> _Objective_
From the listing below, extract each line containing the string "disp".

[Figure content listings]
>>>

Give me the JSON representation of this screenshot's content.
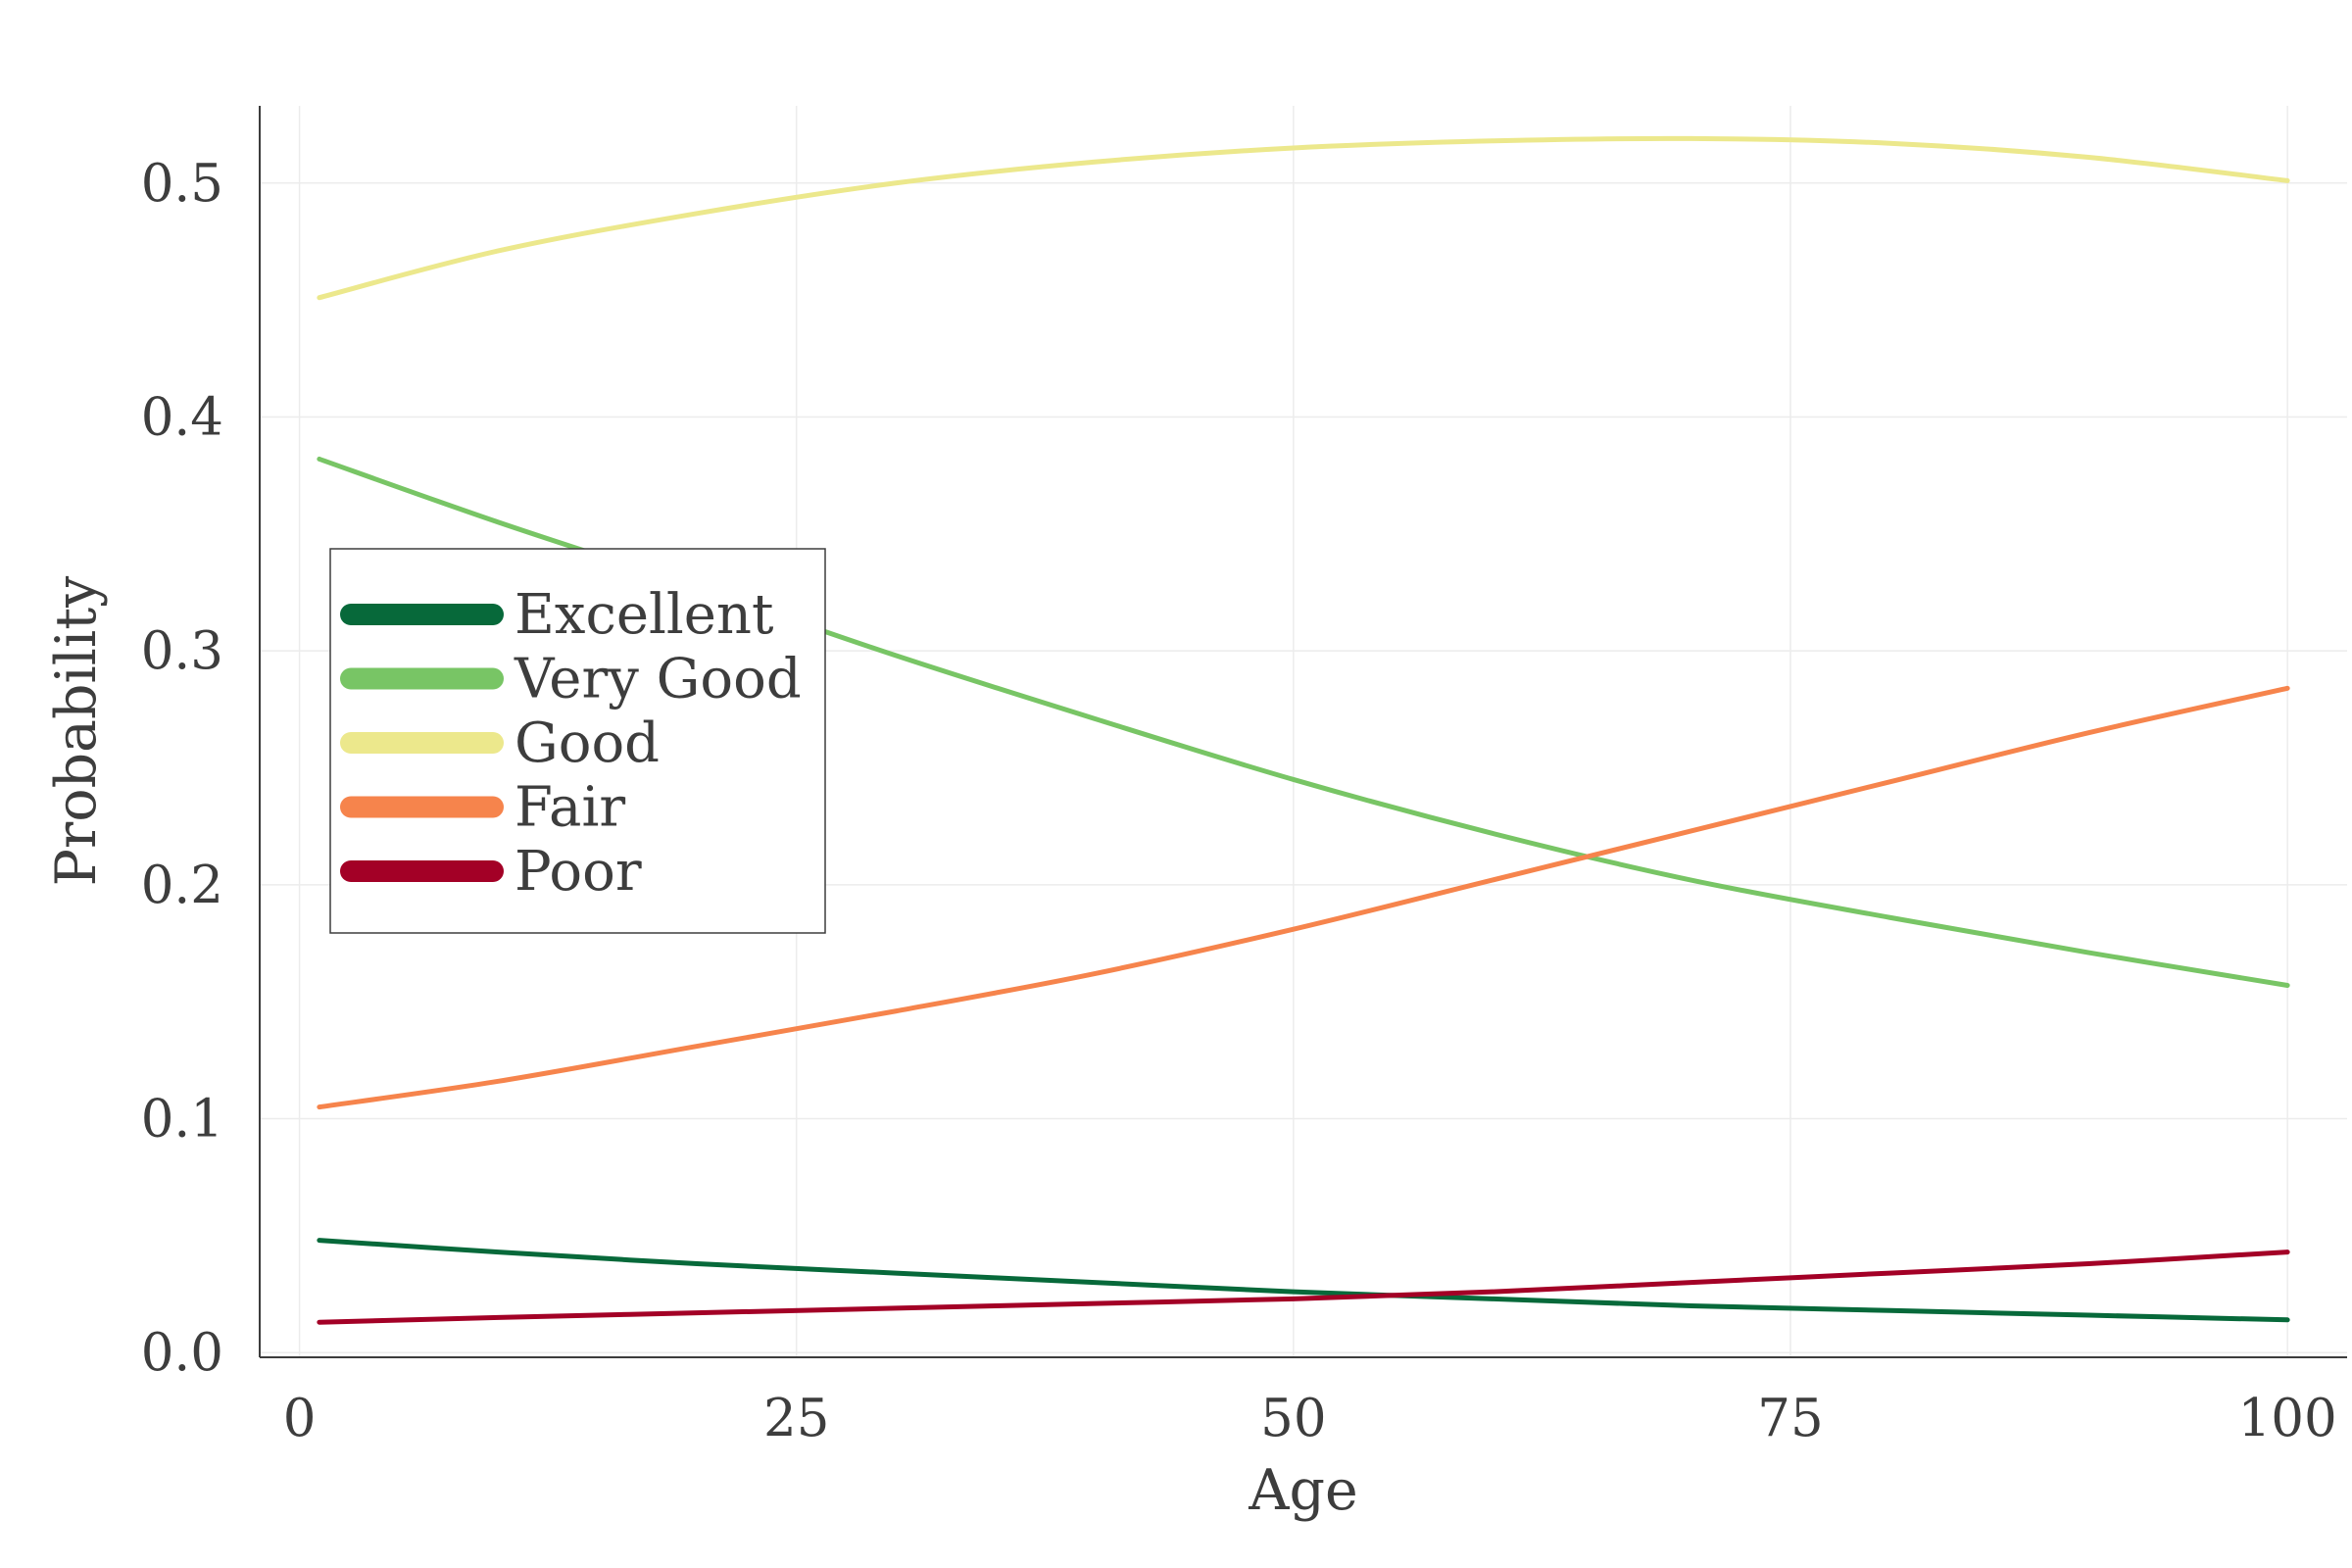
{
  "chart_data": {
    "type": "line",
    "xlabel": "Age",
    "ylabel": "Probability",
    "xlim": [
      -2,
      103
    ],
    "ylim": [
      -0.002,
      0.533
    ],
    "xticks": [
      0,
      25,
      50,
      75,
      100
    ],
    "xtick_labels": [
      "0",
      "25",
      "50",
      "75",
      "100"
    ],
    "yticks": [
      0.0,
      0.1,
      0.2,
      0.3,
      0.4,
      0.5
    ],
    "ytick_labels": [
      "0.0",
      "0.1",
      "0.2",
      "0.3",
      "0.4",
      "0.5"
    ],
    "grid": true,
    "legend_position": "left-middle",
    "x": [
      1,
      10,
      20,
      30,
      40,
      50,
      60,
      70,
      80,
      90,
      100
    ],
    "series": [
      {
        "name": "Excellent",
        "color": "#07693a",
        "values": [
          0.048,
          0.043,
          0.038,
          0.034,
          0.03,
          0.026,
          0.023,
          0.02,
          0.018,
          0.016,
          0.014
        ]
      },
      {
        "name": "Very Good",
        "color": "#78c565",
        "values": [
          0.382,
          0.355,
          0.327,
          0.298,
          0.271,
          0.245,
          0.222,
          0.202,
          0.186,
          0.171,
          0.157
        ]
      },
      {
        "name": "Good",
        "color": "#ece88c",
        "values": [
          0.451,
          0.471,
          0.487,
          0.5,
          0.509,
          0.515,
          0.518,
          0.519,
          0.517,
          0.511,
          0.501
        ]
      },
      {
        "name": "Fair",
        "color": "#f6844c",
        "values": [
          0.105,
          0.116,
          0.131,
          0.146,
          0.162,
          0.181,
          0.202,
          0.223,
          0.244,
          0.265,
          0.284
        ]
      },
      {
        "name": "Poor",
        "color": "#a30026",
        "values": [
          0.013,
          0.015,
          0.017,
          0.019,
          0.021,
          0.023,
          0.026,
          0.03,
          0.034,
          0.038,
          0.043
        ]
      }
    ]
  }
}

<<<
>>>

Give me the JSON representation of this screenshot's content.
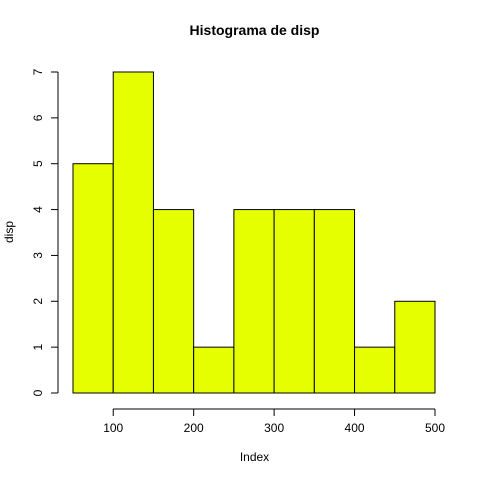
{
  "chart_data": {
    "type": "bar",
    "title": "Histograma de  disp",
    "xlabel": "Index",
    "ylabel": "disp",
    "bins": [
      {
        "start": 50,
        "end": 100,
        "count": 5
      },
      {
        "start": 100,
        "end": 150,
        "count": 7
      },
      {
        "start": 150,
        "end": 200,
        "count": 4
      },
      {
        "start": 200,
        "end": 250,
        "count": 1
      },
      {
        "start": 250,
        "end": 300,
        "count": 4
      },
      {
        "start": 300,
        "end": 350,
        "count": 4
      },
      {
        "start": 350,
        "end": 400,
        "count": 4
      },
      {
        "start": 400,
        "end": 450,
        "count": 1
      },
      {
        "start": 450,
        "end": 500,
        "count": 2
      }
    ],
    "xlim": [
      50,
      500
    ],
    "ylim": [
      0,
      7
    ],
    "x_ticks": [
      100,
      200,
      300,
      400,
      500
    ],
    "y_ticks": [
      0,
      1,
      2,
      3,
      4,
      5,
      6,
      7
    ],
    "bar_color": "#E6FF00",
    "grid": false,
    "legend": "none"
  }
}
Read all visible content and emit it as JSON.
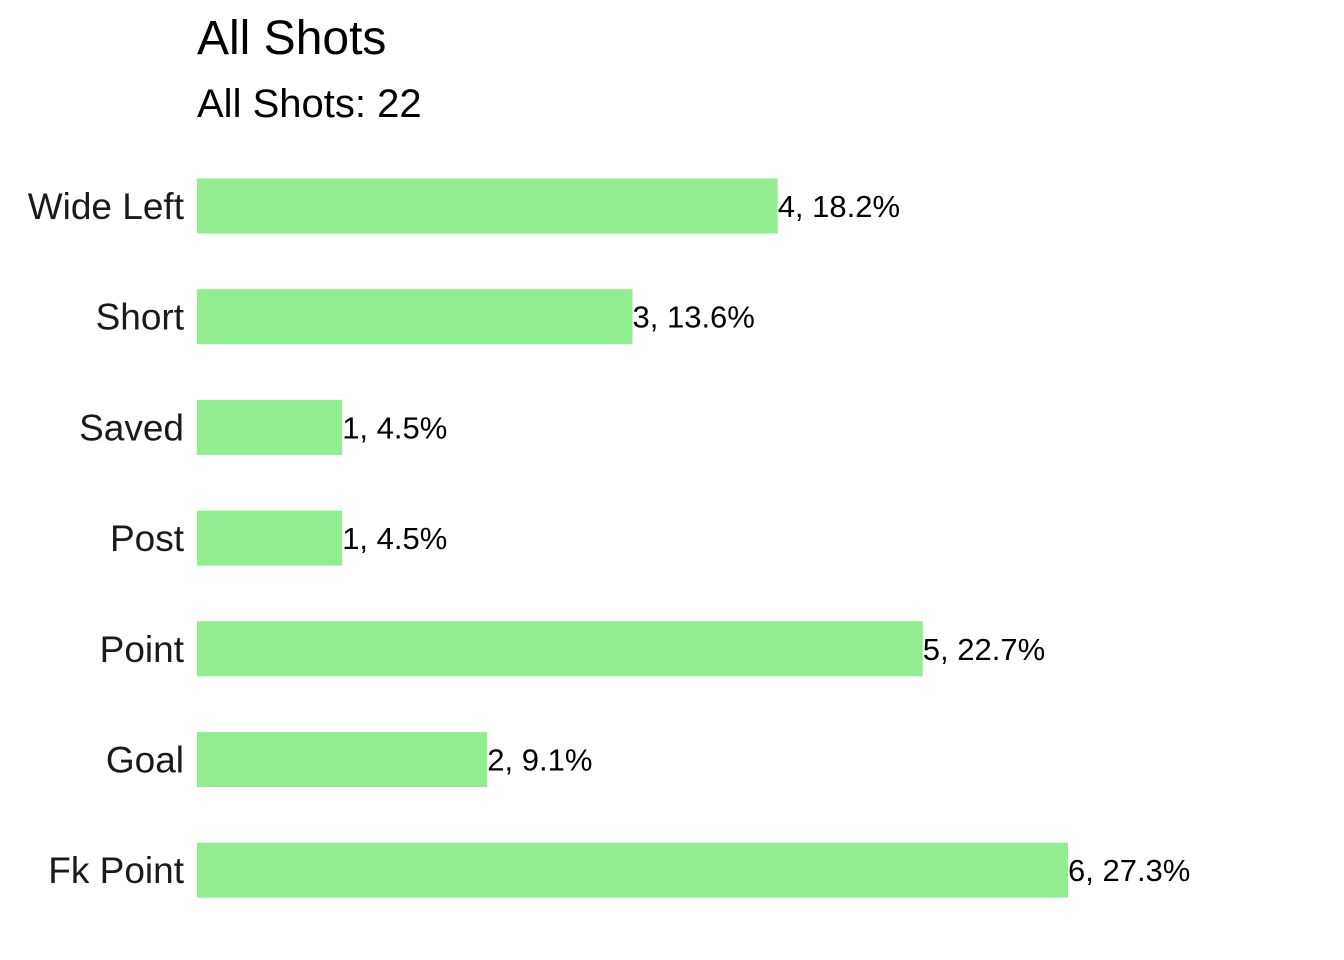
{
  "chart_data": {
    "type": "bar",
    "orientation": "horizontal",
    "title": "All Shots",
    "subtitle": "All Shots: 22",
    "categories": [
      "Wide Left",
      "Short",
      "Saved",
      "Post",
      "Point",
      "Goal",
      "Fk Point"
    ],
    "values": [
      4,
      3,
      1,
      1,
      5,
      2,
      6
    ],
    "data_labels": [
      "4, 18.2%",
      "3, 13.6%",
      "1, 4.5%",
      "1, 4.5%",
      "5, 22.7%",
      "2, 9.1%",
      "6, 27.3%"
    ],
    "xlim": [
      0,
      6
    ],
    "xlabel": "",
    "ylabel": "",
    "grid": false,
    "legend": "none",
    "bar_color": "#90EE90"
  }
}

<<<

> _Solution below_
    "title": "Histograma de  disp",
    "ylabel": "disp",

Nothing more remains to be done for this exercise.